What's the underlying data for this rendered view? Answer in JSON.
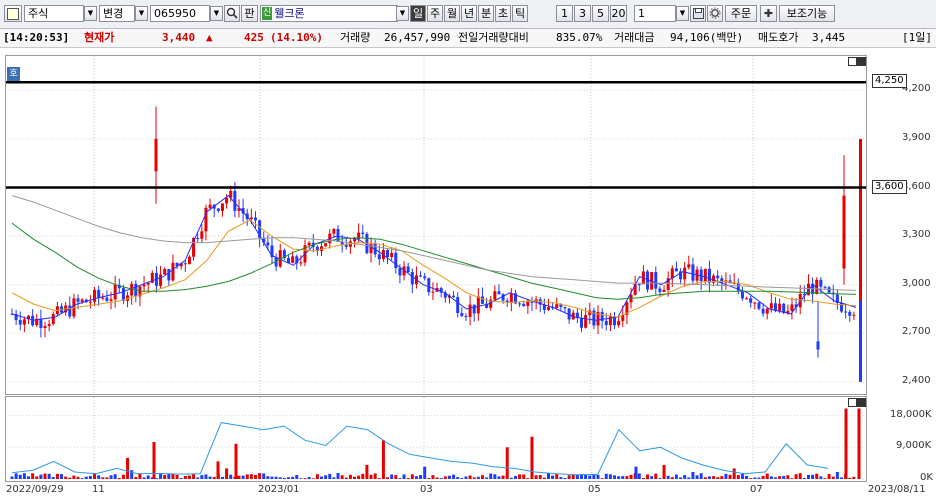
{
  "toolbar": {
    "market_label": "주식",
    "change_label": "변경",
    "code_value": "065950",
    "search_label": "판",
    "new_badge": "신",
    "stock_name": "웰크론",
    "period_buttons": [
      "일",
      "주",
      "월",
      "년",
      "분",
      "초",
      "틱"
    ],
    "interval_buttons": [
      "1",
      "3",
      "5",
      "20"
    ],
    "count_value": "1",
    "order_label": "주문",
    "plus_label": "✚",
    "assist_label": "보조기능"
  },
  "info": {
    "time": "[14:20:53]",
    "price_label": "현재가",
    "price": "3,440",
    "arrow": "▲",
    "change": "425",
    "change_pct": "(14.10%)",
    "volume_label": "거래량",
    "volume": "26,457,990",
    "prev_ratio_label": "전일거래량대비",
    "prev_ratio": "835.07%",
    "amount_label": "거래대금",
    "amount": "94,106(백만)",
    "ask_label": "매도호가",
    "ask": "3,445",
    "period": "[1일]"
  },
  "chart_data": {
    "type": "candlestick",
    "price_axis": {
      "ticks": [
        "4,200",
        "3,900",
        "3,600",
        "3,300",
        "3,000",
        "2,700",
        "2,400"
      ],
      "range": [
        2400,
        4250
      ]
    },
    "volume_axis": {
      "ticks": [
        "18,000K",
        "9,000K",
        "0K"
      ],
      "range": [
        0,
        21000000
      ]
    },
    "x_labels": [
      "2022/09/29",
      "11",
      "2023/01",
      "03",
      "05",
      "07",
      "2023/08/11"
    ],
    "horizontal_lines": [
      {
        "value": 4250,
        "label": "4,250"
      },
      {
        "value": 3600,
        "label": "3,600"
      }
    ],
    "moving_averages": [
      {
        "color": "#2a2aff",
        "points": [
          2820,
          2780,
          2800,
          2880,
          2920,
          2950,
          3000,
          3050,
          3150,
          3450,
          3550,
          3400,
          3180,
          3120,
          3250,
          3300,
          3280,
          3200,
          3100,
          3000,
          2950,
          2850,
          2880,
          2950,
          2900,
          2860,
          2800,
          2780,
          2800,
          3050,
          3000,
          3080,
          3050,
          3000,
          2950,
          2850,
          2820,
          3000,
          2900,
          2860
        ]
      },
      {
        "color": "#e89a1e",
        "points": [
          2950,
          2880,
          2840,
          2860,
          2880,
          2900,
          2940,
          2980,
          3030,
          3150,
          3330,
          3400,
          3300,
          3220,
          3210,
          3240,
          3260,
          3250,
          3210,
          3120,
          3040,
          2950,
          2900,
          2890,
          2900,
          2890,
          2860,
          2820,
          2800,
          2860,
          2930,
          2990,
          3020,
          3020,
          3000,
          2950,
          2910,
          2900,
          2880,
          2870
        ]
      },
      {
        "color": "#1e8c2a",
        "points": [
          3380,
          3280,
          3200,
          3110,
          3040,
          2990,
          2960,
          2960,
          2970,
          2990,
          3020,
          3070,
          3130,
          3200,
          3250,
          3280,
          3290,
          3280,
          3250,
          3210,
          3170,
          3130,
          3090,
          3050,
          3010,
          2980,
          2950,
          2920,
          2910,
          2920,
          2940,
          2950,
          2960,
          2960,
          2960,
          2960,
          2955,
          2950,
          2945,
          2940
        ]
      },
      {
        "color": "#9a9a9a",
        "points": [
          3550,
          3510,
          3460,
          3410,
          3360,
          3320,
          3290,
          3270,
          3260,
          3260,
          3270,
          3280,
          3290,
          3290,
          3280,
          3270,
          3250,
          3230,
          3210,
          3180,
          3150,
          3120,
          3090,
          3070,
          3050,
          3040,
          3030,
          3020,
          3010,
          3010,
          3010,
          3005,
          3000,
          2995,
          2990,
          2985,
          2980,
          2975,
          2970,
          2965
        ]
      }
    ],
    "volume_line": [
      1800000,
      2500000,
      5000000,
      2000000,
      1500000,
      3000000,
      1500000,
      1600000,
      1400000,
      1500000,
      16000000,
      15000000,
      14000000,
      15000000,
      11000000,
      9500000,
      15000000,
      14000000,
      10000000,
      7000000,
      6000000,
      5000000,
      4500000,
      3500000,
      3000000,
      2000000,
      1500000,
      1200000,
      1300000,
      14000000,
      8000000,
      9000000,
      6000000,
      4000000,
      2500000,
      1500000,
      2000000,
      10000000,
      4000000,
      3000000
    ]
  }
}
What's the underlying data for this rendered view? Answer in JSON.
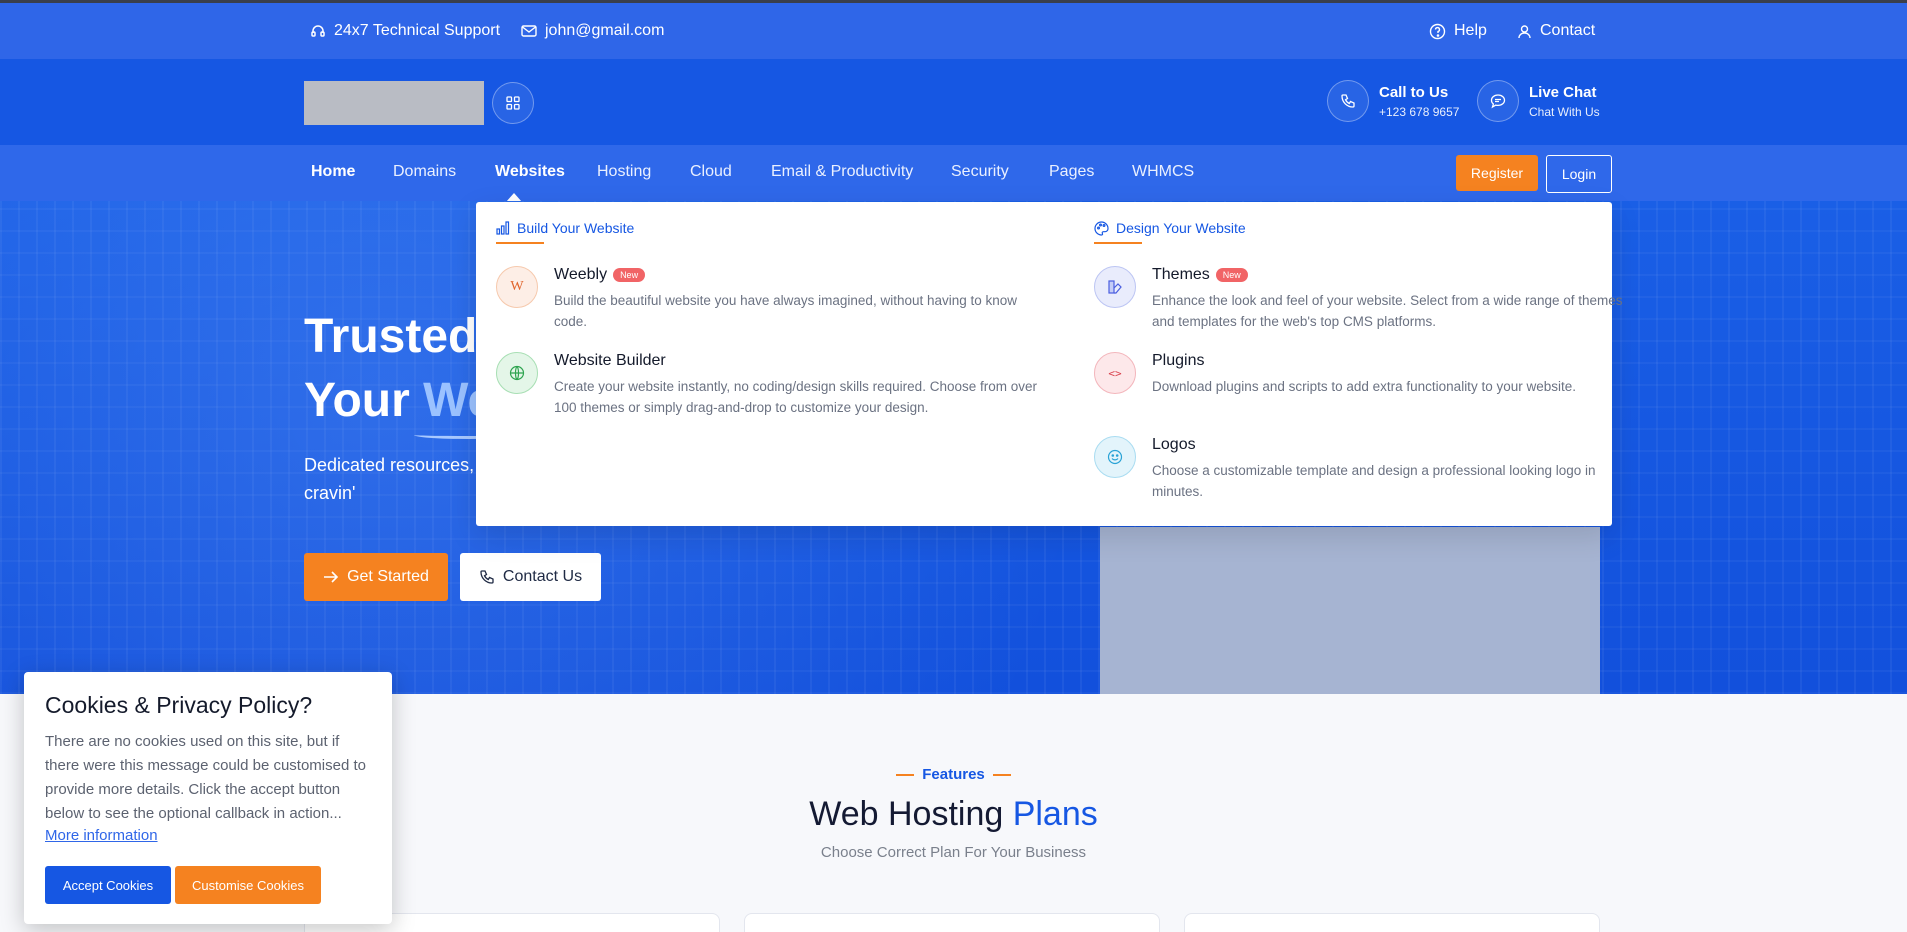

◆ STATED TASK
In your copy of the listing above, reproduce each line exactly and omit all pictures.

◆ REPLY TO THE TASK
What's the underlying data for this rendered view? Answer in JSON.
{
  "toolbar": {
    "market_label": "주식",
    "change_label": "변경",
    "code_value": "065950",
    "search_label": "판",
    "new_badge": "신",
    "stock_name": "웰크론",
    "period_buttons": [
      "일",
      "주",
      "월",
      "년",
      "분",
      "초",
      "틱"
    ],
    "interval_buttons": [
      "1",
      "3",
      "5",
      "20"
    ],
    "count_value": "1",
    "order_label": "주문",
    "plus_label": "✚",
    "assist_label": "보조기능"
  },
  "info": {
    "time": "[14:20:53]",
    "price_label": "현재가",
    "price": "3,440",
    "arrow": "▲",
    "change": "425",
    "change_pct": "(14.10%)",
    "volume_label": "거래량",
    "volume": "26,457,990",
    "prev_ratio_label": "전일거래량대비",
    "prev_ratio": "835.07%",
    "amount_label": "거래대금",
    "amount": "94,106(백만)",
    "ask_label": "매도호가",
    "ask": "3,445",
    "period": "[1일]"
  },
  "chart_data": {
    "type": "candlestick",
    "price_axis": {
      "ticks": [
        "4,200",
        "3,900",
        "3,600",
        "3,300",
        "3,000",
        "2,700",
        "2,400"
      ],
      "range": [
        2400,
        4250
      ]
    },
    "volume_axis": {
      "ticks": [
        "18,000K",
        "9,000K",
        "0K"
      ],
      "range": [
        0,
        21000000
      ]
    },
    "x_labels": [
      "2022/09/29",
      "11",
      "2023/01",
      "03",
      "05",
      "07",
      "2023/08/11"
    ],
    "horizontal_lines": [
      {
        "value": 4250,
        "label": "4,250"
      },
      {
        "value": 3600,
        "label": "3,600"
      }
    ],
    "moving_averages": [
      {
        "color": "#2a2aff",
        "points": [
          2820,
          2780,
          2800,
          2880,
          2920,
          2950,
          3000,
          3050,
          3150,
          3450,
          3550,
          3400,
          3180,
          3120,
          3250,
          3300,
          3280,
          3200,
          3100,
          3000,
          2950,
          2850,
          2880,
          2950,
          2900,
          2860,
          2800,
          2780,
          2800,
          3050,
          3000,
          3080,
          3050,
          3000,
          2950,
          2850,
          2820,
          3000,
          2900,
          2860
        ]
      },
      {
        "color": "#e89a1e",
        "points": [
          2950,
          2880,
          2840,
          2860,
          2880,
          2900,
          2940,
          2980,
          3030,
          3150,
          3330,
          3400,
          3300,
          3220,
          3210,
          3240,
          3260,
          3250,
          3210,
          3120,
          3040,
          2950,
          2900,
          2890,
          2900,
          2890,
          2860,
          2820,
          2800,
          2860,
          2930,
          2990,
          3020,
          3020,
          3000,
          2950,
          2910,
          2900,
          2880,
          2870
        ]
      },
      {
        "color": "#1e8c2a",
        "points": [
          3380,
          3280,
          3200,
          3110,
          3040,
          2990,
          2960,
          2960,
          2970,
          2990,
          3020,
          3070,
          3130,
          3200,
          3250,
          3280,
          3290,
          3280,
          3250,
          3210,
          3170,
          3130,
          3090,
          3050,
          3010,
          2980,
          2950,
          2920,
          2910,
          2920,
          2940,
          2950,
          2960,
          2960,
          2960,
          2960,
          2955,
          2950,
          2945,
          2940
        ]
      },
      {
        "color": "#9a9a9a",
        "points": [
          3550,
          3510,
          3460,
          3410,
          3360,
          3320,
          3290,
          3270,
          3260,
          3260,
          3270,
          3280,
          3290,
          3290,
          3280,
          3270,
          3250,
          3230,
          3210,
          3180,
          3150,
          3120,
          3090,
          3070,
          3050,
          3040,
          3030,
          3020,
          3010,
          3010,
          3010,
          3005,
          3000,
          2995,
          2990,
          2985,
          2980,
          2975,
          2970,
          2965
        ]
      }
    ],
    "volume_line": [
      1800000,
      2500000,
      5000000,
      2000000,
      1500000,
      3000000,
      1500000,
      1600000,
      1400000,
      1500000,
      16000000,
      15000000,
      14000000,
      15000000,
      11000000,
      9500000,
      15000000,
      14000000,
      10000000,
      7000000,
      6000000,
      5000000,
      4500000,
      3500000,
      3000000,
      2000000,
      1500000,
      1200000,
      1300000,
      14000000,
      8000000,
      9000000,
      6000000,
      4000000,
      2500000,
      1500000,
      2000000,
      10000000,
      4000000,
      3000000
    ]
  }
}
What's the underlying data for this rendered view? Answer in JSON.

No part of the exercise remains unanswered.